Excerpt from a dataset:

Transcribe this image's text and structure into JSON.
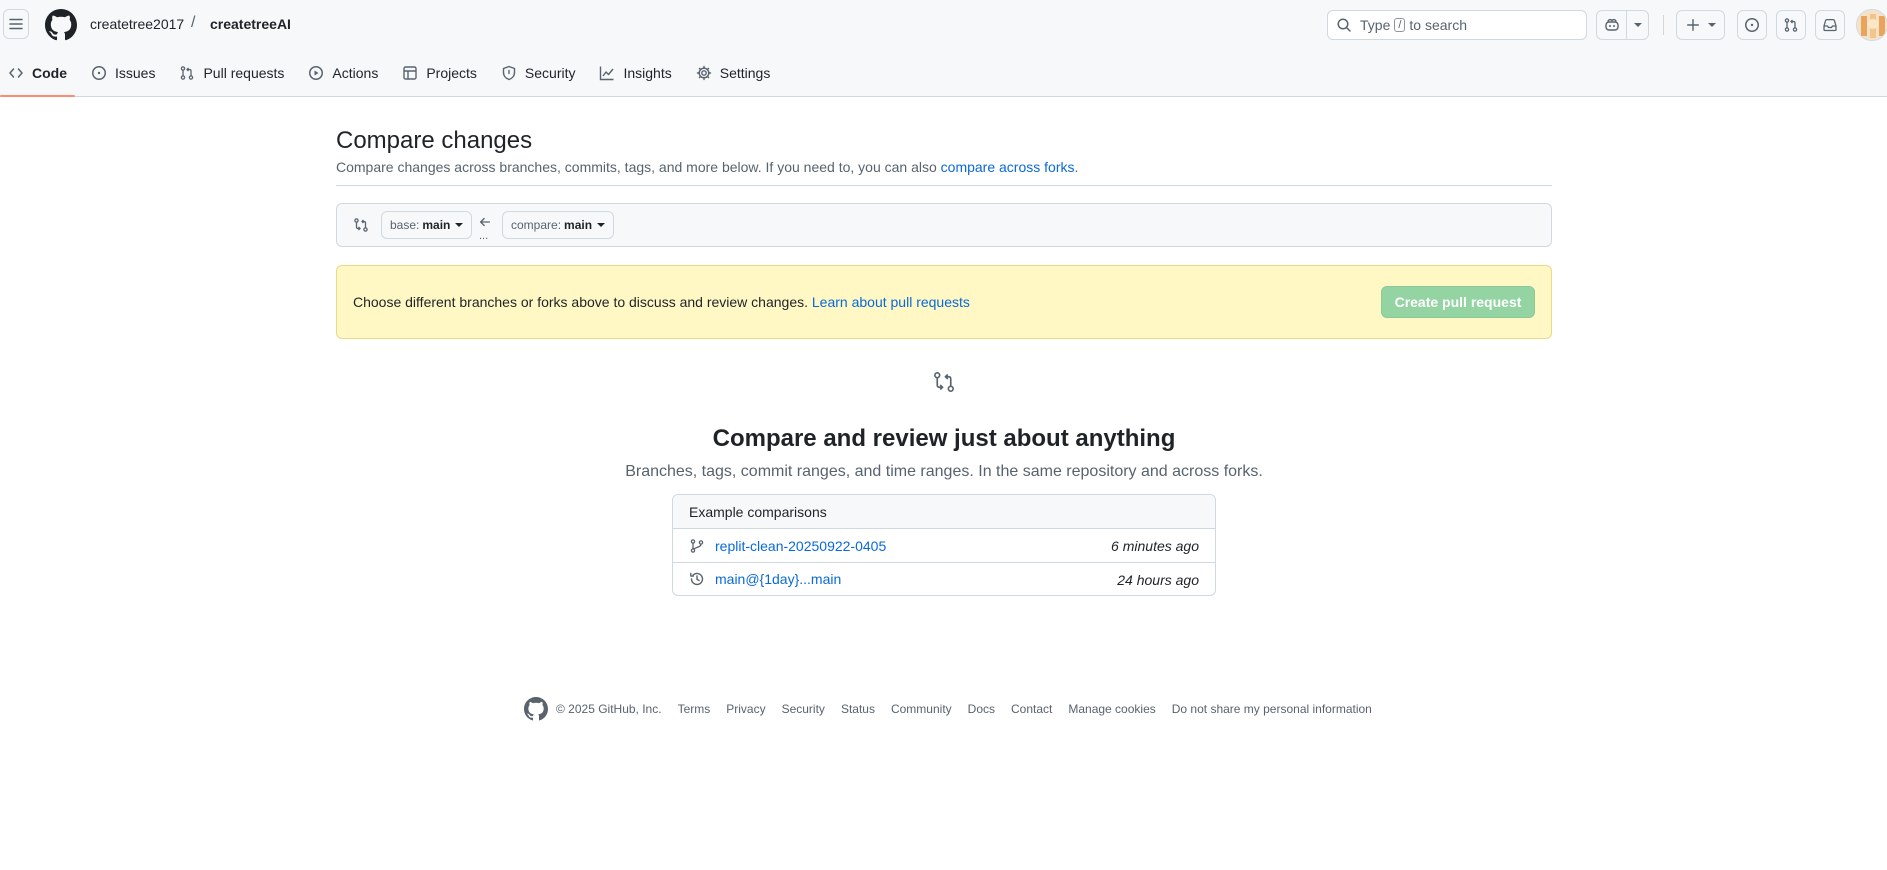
{
  "header": {
    "owner": "createtree2017",
    "separator": "/",
    "repo": "createtreeAI",
    "search": {
      "prefix": "Type",
      "key": "/",
      "suffix": "to search"
    }
  },
  "tabs": [
    {
      "label": "Code",
      "icon": "code-icon",
      "active": true
    },
    {
      "label": "Issues",
      "icon": "issue-opened-icon"
    },
    {
      "label": "Pull requests",
      "icon": "git-pull-request-icon"
    },
    {
      "label": "Actions",
      "icon": "play-icon"
    },
    {
      "label": "Projects",
      "icon": "table-icon"
    },
    {
      "label": "Security",
      "icon": "shield-icon"
    },
    {
      "label": "Insights",
      "icon": "graph-icon"
    },
    {
      "label": "Settings",
      "icon": "gear-icon"
    }
  ],
  "main": {
    "title": "Compare changes",
    "subtitle": "Compare changes across branches, commits, tags, and more below. If you need to, you can also",
    "subtitle_link": "compare across forks",
    "subtitle_end": ".",
    "base": {
      "prefix": "base:",
      "value": "main"
    },
    "compare": {
      "prefix": "compare:",
      "value": "main"
    },
    "dots": "...",
    "flash": {
      "text": "Choose different branches or forks above to discuss and review changes.",
      "link": "Learn about pull requests",
      "button": "Create pull request"
    },
    "blank": {
      "title": "Compare and review just about anything",
      "subtitle": "Branches, tags, commit ranges, and time ranges. In the same repository and across forks."
    },
    "examples": {
      "header": "Example comparisons",
      "rows": [
        {
          "label": "replit-clean-20250922-0405",
          "time": "6 minutes ago",
          "icon": "git-branch-icon"
        },
        {
          "label": "main@{1day}...main",
          "time": "24 hours ago",
          "icon": "history-icon"
        }
      ]
    }
  },
  "footer": {
    "copyright": "© 2025 GitHub, Inc.",
    "links": [
      "Terms",
      "Privacy",
      "Security",
      "Status",
      "Community",
      "Docs",
      "Contact",
      "Manage cookies",
      "Do not share my personal information"
    ]
  },
  "colors": {
    "accent": "#0969da",
    "tab_underline": "#fd8c73",
    "flash_bg": "#fff8c5",
    "button_disabled": "#94d3a2"
  }
}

> WHAT THE TASK ASKS:
Keep every word of the data as it is when you write it out, but drop the pictures.

> THE REPLY:
Transcribe this image's text and structure into JSON.
{
  "header": {
    "owner": "createtree2017",
    "separator": "/",
    "repo": "createtreeAI",
    "search": {
      "prefix": "Type",
      "key": "/",
      "suffix": "to search"
    }
  },
  "tabs": [
    {
      "label": "Code",
      "icon": "code-icon",
      "active": true
    },
    {
      "label": "Issues",
      "icon": "issue-opened-icon"
    },
    {
      "label": "Pull requests",
      "icon": "git-pull-request-icon"
    },
    {
      "label": "Actions",
      "icon": "play-icon"
    },
    {
      "label": "Projects",
      "icon": "table-icon"
    },
    {
      "label": "Security",
      "icon": "shield-icon"
    },
    {
      "label": "Insights",
      "icon": "graph-icon"
    },
    {
      "label": "Settings",
      "icon": "gear-icon"
    }
  ],
  "main": {
    "title": "Compare changes",
    "subtitle": "Compare changes across branches, commits, tags, and more below. If you need to, you can also",
    "subtitle_link": "compare across forks",
    "subtitle_end": ".",
    "base": {
      "prefix": "base:",
      "value": "main"
    },
    "compare": {
      "prefix": "compare:",
      "value": "main"
    },
    "dots": "...",
    "flash": {
      "text": "Choose different branches or forks above to discuss and review changes.",
      "link": "Learn about pull requests",
      "button": "Create pull request"
    },
    "blank": {
      "title": "Compare and review just about anything",
      "subtitle": "Branches, tags, commit ranges, and time ranges. In the same repository and across forks."
    },
    "examples": {
      "header": "Example comparisons",
      "rows": [
        {
          "label": "replit-clean-20250922-0405",
          "time": "6 minutes ago",
          "icon": "git-branch-icon"
        },
        {
          "label": "main@{1day}...main",
          "time": "24 hours ago",
          "icon": "history-icon"
        }
      ]
    }
  },
  "footer": {
    "copyright": "© 2025 GitHub, Inc.",
    "links": [
      "Terms",
      "Privacy",
      "Security",
      "Status",
      "Community",
      "Docs",
      "Contact",
      "Manage cookies",
      "Do not share my personal information"
    ]
  },
  "colors": {
    "accent": "#0969da",
    "tab_underline": "#fd8c73",
    "flash_bg": "#fff8c5",
    "button_disabled": "#94d3a2"
  }
}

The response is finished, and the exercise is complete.